━━━ Vorliegender Text ━━━

Was die Schweiz zusammenhält

Ftan, 29.01.2016 - Referat von Bundeskanzler Walter Thurnherr

Besten Dank für die Einladung, hier in Ftan zu diesem, wie ich meine, doch entscheidenden Thema des Zusammenhalts in der Schweiz zu sprechen. Wenn man in internationalen Organisationen oder innerhalb von Familien und Partnerschaften beginnt, den Begriff „Zusammenhalt" zu erörtern, ist das in der Regel ein untrügliches Zeichen dafür, dass es kriselt. Und auch wenn in der Schweiz in den letzten 170 Jahren manche Zankerei vor allem dank grosszügigen finanziellen Kompensationen bewältigt werden konnte, und es sich folglich nicht ganz offensichtlich präsentiert, wie es aktuell um den tatsächlichen Zusammenhalt bestellt ist, wenn uns die finanziellen Mittel dazu fehlen sollten, so freut es mich trotzdem, bzw. gerade deshalb ganz besonders, dass der Anlass meiner kurzen Rede hier ein positiver ist und nicht der Ausdruck eines schmerzlichen Zerwürfnisses.

Die Frage des Zusammenhalts wird nicht nur in der Schweiz, aber auffällig häufig in der Schweiz gestellt, weil diese so heterogen ist und bekanntlich die eine hervorstechende Eigenschaft fehlt, die uns von allen anderen Ländern unterscheidet. Bis sehr lange, bis weit nach der Schaffung des Bundesstaates war „Schweizer sein" auch für Schweizer selbst gar nicht so eine erstrebenswerte Sache. Man war in erster Linie Urner oder Zürcher oder Berner. In der mit der Revision des Bundesvertrags beauftragten Kommission von 1848 war man sich - wie es bei Bonjour heisst - zwar einig, „dass die Idee, nach welcher die Schweizer berechtigt sein sollen, in jedem Kantone nach Belieben sich niederzulassen und so die ganze Schweiz als Heimatlande betrachten zu dürfen,.. auf die Dauer kaum mehr zurückzuweisen sein dürfte", aber für manche Kantone, welche diesem Grundsatz bis dahin nicht anerkannt hatten, gab es dann doch erhebliche „Bedenklichkeiten". Ein Luzerner war schon ein Schweizer, aber ihm deswegen gleich das Niederlassungsrecht in Basel geben?! Man konnte es auch übertreiben.

━━━

* [Zu erledigen]:
(a) Beantworten Sie anhand des Referats über den Zusammenhalt der Schweiz die folgenden Fragen:
(i) An welchem Ort und an welchem Datum wurde das Referat gehalten?
(ii) Über wie viele Jahre konnte laut dem Redner manche Zankerei in der Schweiz vor allem dank finanzieller Kompensationen bewältigt werden?
(iii) Aus welchem Jahr stammt die mit der Revision des Bundesvertrags beauftragte Kommission?
(b) Entnehmen Sie dem Referat über den Zusammenhalt der Schweiz wörtlich den Abschnitt, der mit den Worten „Besten Dank für“ beginnt und mit „eines schmerzlichen Zerwürfnisses.“ endet.

━━━ Gegebene Angaben ━━━

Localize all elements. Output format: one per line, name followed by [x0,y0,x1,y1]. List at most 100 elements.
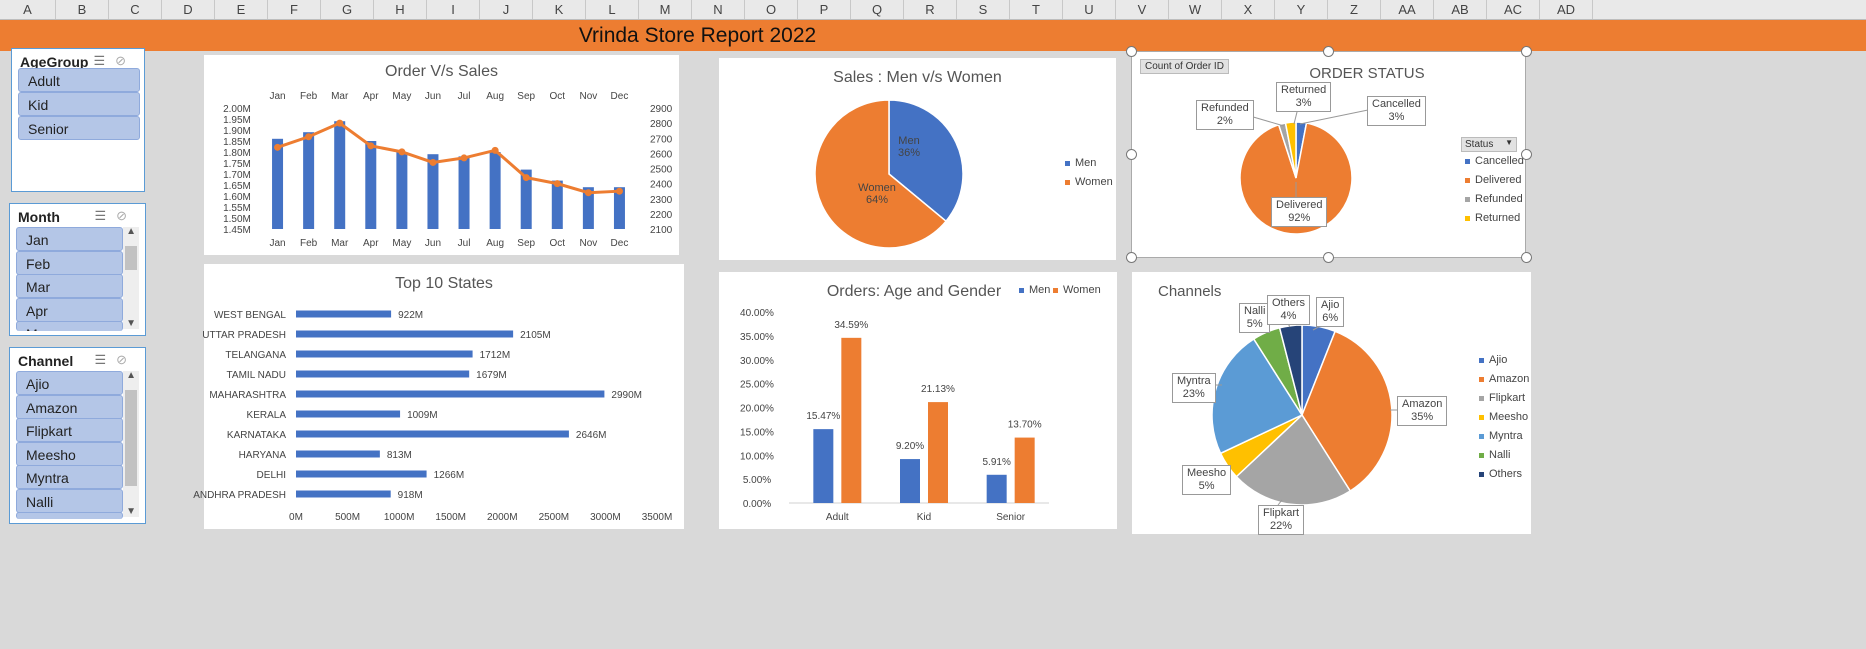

━━━

* [Endgültige Antworten]:
(a)
(i) In Ftan, am 29.01.2016.
(ii) In den letzten 170 Jahren.
(iii) Aus dem Jahr 1848.

(b)
Besten Dank für die Einladung, hier in Ftan zu diesem, wie ich meine, doch entscheidenden Thema des Zusammenhalts in der Schweiz zu sprechen. Wenn man in internationalen Organisationen oder innerhalb von Familien und Partnerschaften beginnt, den Begriff „Zusammenhalt" zu erörtern, ist das in der Regel ein untrügliches Zeichen dafür, dass es kriselt. Und auch wenn in der Schweiz in den letzten 170 Jahren manche Zankerei vor allem dank grosszügigen finanziellen Kompensationen bewältigt werden konnte, und es sich folglich nicht ganz offensichtlich präsentiert, wie es aktuell um den tatsächlichen Zusammenhalt bestellt ist, wenn uns die finanziellen Mittel dazu fehlen sollten, so freut es mich trotzdem, bzw. gerade deshalb ganz besonders, dass der Anlass meiner kurzen Rede hier ein positiver ist und nicht der Ausdruck eines schmerzlichen Zerwürfnisses.